= SET EXERCISE =
How many lines in these records hold the string "labels"? Reply with the number alone.

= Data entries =

* * *

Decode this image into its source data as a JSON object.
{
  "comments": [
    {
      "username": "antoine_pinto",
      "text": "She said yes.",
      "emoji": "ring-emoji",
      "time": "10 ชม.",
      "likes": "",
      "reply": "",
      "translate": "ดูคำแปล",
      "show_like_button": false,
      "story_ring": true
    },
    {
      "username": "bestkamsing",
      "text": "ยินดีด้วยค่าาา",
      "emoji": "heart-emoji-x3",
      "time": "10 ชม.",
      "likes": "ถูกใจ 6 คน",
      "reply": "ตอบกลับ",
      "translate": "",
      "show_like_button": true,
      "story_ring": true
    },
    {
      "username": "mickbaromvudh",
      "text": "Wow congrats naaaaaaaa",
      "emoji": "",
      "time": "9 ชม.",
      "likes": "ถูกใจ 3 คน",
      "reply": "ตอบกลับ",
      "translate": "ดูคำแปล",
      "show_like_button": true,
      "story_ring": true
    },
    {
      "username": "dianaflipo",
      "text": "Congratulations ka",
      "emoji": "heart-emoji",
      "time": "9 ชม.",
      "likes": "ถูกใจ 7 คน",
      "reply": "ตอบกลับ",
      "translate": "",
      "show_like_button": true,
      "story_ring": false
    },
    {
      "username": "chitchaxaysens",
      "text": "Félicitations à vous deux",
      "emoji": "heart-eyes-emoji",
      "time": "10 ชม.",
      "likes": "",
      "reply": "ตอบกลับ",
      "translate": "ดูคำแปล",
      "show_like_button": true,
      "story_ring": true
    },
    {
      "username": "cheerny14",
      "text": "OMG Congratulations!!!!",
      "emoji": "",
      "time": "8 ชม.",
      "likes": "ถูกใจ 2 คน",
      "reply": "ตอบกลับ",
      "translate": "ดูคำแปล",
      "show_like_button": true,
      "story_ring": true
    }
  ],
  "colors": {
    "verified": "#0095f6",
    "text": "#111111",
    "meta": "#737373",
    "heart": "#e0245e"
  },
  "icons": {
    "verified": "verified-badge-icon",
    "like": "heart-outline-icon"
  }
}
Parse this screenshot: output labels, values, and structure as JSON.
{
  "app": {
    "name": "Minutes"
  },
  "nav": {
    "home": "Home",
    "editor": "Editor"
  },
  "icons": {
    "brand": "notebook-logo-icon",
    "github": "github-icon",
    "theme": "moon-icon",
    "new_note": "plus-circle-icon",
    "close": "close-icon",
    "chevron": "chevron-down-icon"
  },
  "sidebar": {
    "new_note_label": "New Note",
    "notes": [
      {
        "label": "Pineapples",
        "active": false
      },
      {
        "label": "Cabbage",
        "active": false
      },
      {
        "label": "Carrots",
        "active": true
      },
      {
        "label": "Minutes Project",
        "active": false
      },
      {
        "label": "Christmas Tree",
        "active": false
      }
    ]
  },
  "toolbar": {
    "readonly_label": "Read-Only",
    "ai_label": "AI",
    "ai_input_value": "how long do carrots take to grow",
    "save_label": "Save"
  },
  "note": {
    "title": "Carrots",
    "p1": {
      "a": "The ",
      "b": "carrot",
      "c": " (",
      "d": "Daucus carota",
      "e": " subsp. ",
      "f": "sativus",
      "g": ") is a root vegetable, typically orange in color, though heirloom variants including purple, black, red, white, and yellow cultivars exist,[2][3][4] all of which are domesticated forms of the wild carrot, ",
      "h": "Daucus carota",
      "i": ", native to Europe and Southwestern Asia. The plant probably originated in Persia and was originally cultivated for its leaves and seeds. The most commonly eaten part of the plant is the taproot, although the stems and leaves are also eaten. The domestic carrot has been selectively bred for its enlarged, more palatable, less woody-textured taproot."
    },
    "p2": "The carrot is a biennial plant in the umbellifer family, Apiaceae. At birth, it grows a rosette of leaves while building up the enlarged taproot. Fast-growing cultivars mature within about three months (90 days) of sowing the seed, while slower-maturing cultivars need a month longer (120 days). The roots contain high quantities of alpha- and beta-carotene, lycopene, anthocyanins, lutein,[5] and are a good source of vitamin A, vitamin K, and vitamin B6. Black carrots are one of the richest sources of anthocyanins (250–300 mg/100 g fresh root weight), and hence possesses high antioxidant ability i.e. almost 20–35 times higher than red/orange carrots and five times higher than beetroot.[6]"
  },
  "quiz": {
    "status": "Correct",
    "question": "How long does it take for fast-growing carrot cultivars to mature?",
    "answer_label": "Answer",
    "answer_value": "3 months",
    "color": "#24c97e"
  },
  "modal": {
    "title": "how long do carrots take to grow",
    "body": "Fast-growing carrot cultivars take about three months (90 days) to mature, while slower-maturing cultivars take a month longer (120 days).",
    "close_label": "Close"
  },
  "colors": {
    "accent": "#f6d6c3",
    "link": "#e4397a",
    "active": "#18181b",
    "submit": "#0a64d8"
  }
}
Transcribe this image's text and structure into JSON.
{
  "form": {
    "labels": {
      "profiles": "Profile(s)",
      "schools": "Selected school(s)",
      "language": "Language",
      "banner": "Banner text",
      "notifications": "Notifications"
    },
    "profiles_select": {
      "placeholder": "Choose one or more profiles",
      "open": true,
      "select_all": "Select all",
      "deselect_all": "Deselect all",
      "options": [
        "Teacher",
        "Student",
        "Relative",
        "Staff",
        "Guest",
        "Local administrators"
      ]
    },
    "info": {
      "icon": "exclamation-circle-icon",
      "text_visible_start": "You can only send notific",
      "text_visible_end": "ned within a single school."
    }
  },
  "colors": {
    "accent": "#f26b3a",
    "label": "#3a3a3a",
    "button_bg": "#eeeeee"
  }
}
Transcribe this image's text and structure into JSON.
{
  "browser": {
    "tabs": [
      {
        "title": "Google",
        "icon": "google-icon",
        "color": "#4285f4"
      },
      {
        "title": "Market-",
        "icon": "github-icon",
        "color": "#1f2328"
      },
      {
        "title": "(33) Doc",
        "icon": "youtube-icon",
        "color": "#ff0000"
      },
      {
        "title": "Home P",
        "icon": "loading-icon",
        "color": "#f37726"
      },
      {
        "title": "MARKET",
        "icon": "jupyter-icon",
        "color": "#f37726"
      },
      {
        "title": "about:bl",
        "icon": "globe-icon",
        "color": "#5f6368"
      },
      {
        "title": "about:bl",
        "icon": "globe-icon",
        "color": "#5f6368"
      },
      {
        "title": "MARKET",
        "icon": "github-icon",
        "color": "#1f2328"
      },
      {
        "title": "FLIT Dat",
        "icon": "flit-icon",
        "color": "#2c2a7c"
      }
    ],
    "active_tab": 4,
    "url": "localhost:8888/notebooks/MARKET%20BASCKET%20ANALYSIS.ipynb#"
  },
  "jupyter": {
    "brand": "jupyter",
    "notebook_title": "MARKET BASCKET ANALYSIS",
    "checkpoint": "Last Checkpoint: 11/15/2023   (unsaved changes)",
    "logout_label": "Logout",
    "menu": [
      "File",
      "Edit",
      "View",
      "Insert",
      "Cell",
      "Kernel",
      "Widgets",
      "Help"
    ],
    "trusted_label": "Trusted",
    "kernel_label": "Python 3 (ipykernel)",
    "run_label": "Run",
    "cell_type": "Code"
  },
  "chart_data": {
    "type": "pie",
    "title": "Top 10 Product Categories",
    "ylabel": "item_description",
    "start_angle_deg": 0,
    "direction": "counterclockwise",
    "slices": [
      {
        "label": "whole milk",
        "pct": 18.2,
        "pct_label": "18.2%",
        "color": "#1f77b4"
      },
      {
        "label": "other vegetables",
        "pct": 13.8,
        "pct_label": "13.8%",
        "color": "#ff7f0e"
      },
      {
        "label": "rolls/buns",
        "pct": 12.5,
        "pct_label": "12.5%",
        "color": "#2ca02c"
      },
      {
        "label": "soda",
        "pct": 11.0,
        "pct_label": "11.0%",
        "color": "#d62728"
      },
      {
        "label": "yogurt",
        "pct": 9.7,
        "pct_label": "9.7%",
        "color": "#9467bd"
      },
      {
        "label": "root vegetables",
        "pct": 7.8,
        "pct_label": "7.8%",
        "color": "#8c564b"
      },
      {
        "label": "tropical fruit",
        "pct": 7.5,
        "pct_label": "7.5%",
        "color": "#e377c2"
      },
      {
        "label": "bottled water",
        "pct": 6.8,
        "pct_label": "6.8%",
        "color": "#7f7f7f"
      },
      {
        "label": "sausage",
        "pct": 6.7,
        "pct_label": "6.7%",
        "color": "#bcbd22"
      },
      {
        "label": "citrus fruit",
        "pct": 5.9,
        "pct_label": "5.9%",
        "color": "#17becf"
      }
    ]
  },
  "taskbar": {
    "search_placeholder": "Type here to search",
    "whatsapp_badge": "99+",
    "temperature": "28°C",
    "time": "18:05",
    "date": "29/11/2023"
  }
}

* * *

= ANSWER TO THIS PROBLEM =
2